(KUTIPAN TEKS):
========================
Pendidikan Karakter di Sekolah
Tulisan Achmad Munjid berjudul ”Salah Kaprah Pendidikan Karakter di Sekolah” (Kompas, 19/8/2019) memberi catatan kritis kebijakan Kementerian Pendidikan dan Kebudayaan yang melibatkan TNI dalam program penguatan pendidikan karakter. Saya merasa perlu membuat tanggapan atas artikel tersebut. Sekaligus sebagai tanggapan terhadap tulisan serupa yang beredar baik di media arus utama maupun media sosial.
Dalam skala yang masih terbatas, para anggota Himpunan Pengusaha Muda Indonesia juga berkesempatan masuk sekolah, khususnya pada jenjang SMA dan SMK. Sekolah juga dianjurkan untuk mendatangkan para alumnusnya yang berhasil dalam meniti karier dalam berbagai bidang.
Kurikulum berbasis luas
Program Penguatan Pendidikan Karakter (PPK) diselenggarakan berdasarkan Keputusan Presiden Nomor 87 Tahun 2017 tentang Penguatan Pendidikan Karakter. Pelaksanaannya menggunakan pendekatan kurikulum berbasis luas (broad-based curriculum).
========================
(TUGAS YANG DIMINTA):
A - Tuliskan kembali dengan tepat bagian teks tentang pendidikan karakter, mulai dari "Dalam skala yang" terus ke bawah hingga "luas (broad-based curriculum).".
B - Jawablah pertanyaan berikut berdasarkan teks tentang pendidikan karakter.
(i) Di media apa dan pada tanggal berapa tulisan Achmad Munjid dimuat?
(ii) Pada jenjang apa anggota Himpunan Pengusaha Muda Indonesia berkesempatan masuk sekolah?
(iii) Berdasarkan keputusan apa Program Penguatan Pendidikan Karakter diselenggarakan?
C - Buatlah ringkasan teks tentang pendidikan karakter dalam dua kalimat.

(DAFTAR REKAMAN):
========================
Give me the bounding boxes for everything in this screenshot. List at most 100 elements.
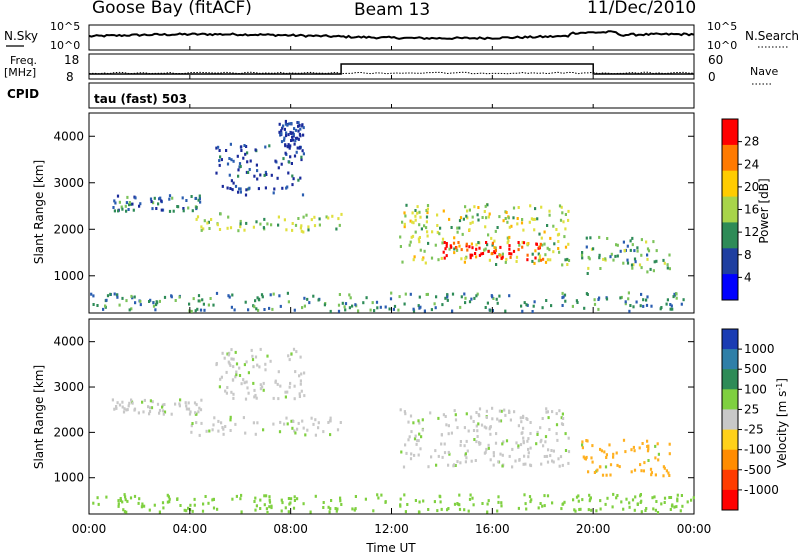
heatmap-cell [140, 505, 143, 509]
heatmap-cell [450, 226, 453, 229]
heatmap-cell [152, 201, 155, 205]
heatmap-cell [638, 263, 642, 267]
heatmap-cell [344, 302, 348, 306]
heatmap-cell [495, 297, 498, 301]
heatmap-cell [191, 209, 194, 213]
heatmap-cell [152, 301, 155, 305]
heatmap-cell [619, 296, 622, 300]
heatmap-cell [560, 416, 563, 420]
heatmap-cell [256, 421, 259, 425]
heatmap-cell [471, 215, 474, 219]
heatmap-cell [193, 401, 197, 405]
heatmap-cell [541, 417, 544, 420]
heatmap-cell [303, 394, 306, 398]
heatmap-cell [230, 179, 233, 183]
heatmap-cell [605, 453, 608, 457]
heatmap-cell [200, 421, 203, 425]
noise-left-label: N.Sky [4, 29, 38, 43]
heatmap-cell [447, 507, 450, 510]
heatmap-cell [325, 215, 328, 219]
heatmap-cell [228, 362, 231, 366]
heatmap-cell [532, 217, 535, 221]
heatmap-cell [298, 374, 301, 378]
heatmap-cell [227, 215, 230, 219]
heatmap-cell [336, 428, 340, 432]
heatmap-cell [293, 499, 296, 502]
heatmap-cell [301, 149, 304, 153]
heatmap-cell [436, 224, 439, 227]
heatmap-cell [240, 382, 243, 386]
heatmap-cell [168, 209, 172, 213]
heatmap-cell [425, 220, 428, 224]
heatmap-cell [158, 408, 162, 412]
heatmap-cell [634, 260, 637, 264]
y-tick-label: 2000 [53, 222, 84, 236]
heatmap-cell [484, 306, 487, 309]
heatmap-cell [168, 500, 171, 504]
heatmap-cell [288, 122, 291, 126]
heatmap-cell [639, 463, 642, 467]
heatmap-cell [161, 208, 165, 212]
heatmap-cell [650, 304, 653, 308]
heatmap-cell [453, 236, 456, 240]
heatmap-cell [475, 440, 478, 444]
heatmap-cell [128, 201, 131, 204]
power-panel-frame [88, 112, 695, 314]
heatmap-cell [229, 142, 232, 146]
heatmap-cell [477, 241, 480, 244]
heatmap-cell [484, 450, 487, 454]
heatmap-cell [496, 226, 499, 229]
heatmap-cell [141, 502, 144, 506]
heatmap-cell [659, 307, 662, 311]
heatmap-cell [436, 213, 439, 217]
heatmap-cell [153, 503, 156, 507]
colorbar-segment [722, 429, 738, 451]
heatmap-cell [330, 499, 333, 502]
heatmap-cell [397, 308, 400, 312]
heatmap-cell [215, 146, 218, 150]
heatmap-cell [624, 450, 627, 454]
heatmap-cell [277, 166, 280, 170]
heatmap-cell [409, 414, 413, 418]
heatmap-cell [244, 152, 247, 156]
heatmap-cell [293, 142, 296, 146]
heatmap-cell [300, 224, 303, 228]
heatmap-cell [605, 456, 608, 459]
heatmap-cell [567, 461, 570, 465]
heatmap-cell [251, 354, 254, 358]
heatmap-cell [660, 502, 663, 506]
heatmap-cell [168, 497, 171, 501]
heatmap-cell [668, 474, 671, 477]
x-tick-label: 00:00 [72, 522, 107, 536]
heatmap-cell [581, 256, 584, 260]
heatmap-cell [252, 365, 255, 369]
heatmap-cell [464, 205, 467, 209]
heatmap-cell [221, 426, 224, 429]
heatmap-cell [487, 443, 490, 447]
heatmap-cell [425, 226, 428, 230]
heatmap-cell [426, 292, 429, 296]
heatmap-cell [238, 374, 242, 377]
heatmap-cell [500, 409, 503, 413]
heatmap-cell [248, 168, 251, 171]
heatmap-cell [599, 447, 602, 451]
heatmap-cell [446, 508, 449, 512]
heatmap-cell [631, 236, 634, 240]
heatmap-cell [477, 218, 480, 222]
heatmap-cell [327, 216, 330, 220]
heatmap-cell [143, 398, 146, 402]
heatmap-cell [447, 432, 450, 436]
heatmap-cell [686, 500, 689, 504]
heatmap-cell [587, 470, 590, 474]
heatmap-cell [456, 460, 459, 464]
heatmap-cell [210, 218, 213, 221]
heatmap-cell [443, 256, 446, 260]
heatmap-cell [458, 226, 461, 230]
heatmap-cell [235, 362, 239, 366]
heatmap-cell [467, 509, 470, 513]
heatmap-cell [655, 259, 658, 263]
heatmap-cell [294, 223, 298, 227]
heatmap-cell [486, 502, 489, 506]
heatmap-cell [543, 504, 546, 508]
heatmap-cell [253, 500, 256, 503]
========================
(HASIL TIAP TUGAS):
A -
Dalam skala yang masih terbatas, para anggota Himpunan Pengusaha Muda Indonesia juga berkesempatan masuk sekolah, khususnya pada jenjang SMA dan SMK. Sekolah juga dianjurkan untuk mendatangkan para alumnusnya yang berhasil dalam meniti karier dalam berbagai bidang.
Kurikulum berbasis luas
Program Penguatan Pendidikan Karakter (PPK) diselenggarakan berdasarkan Keputusan Presiden Nomor 87 Tahun 2017 tentang Penguatan Pendidikan Karakter. Pelaksanaannya menggunakan pendekatan kurikulum berbasis luas (broad-based curriculum).

B -
(i) Kompas, 19/8/2019.
(ii) SMA dan SMK.
(iii) Keputusan Presiden Nomor 87 Tahun 2017 tentang Penguatan Pendidikan Karakter.

C - Penulis menanggapi tulisan Achmad Munjid di Kompas yang memberi catatan kritis atas kebijakan Kementerian Pendidikan dan Kebudayaan melibatkan TNI dalam program penguatan pendidikan karakter. Program Penguatan Pendidikan Karakter diselenggarakan berdasarkan Keputusan Presiden Nomor 87 Tahun 2017 dengan pendekatan kurikulum berbasis luas, dan dalam pelaksanaannya anggota Himpunan Pengusaha Muda Indonesia berkesempatan masuk sekolah dalam skala terbatas, sementara sekolah dianjurkan mendatangkan alumnus yang berhasil berkarier.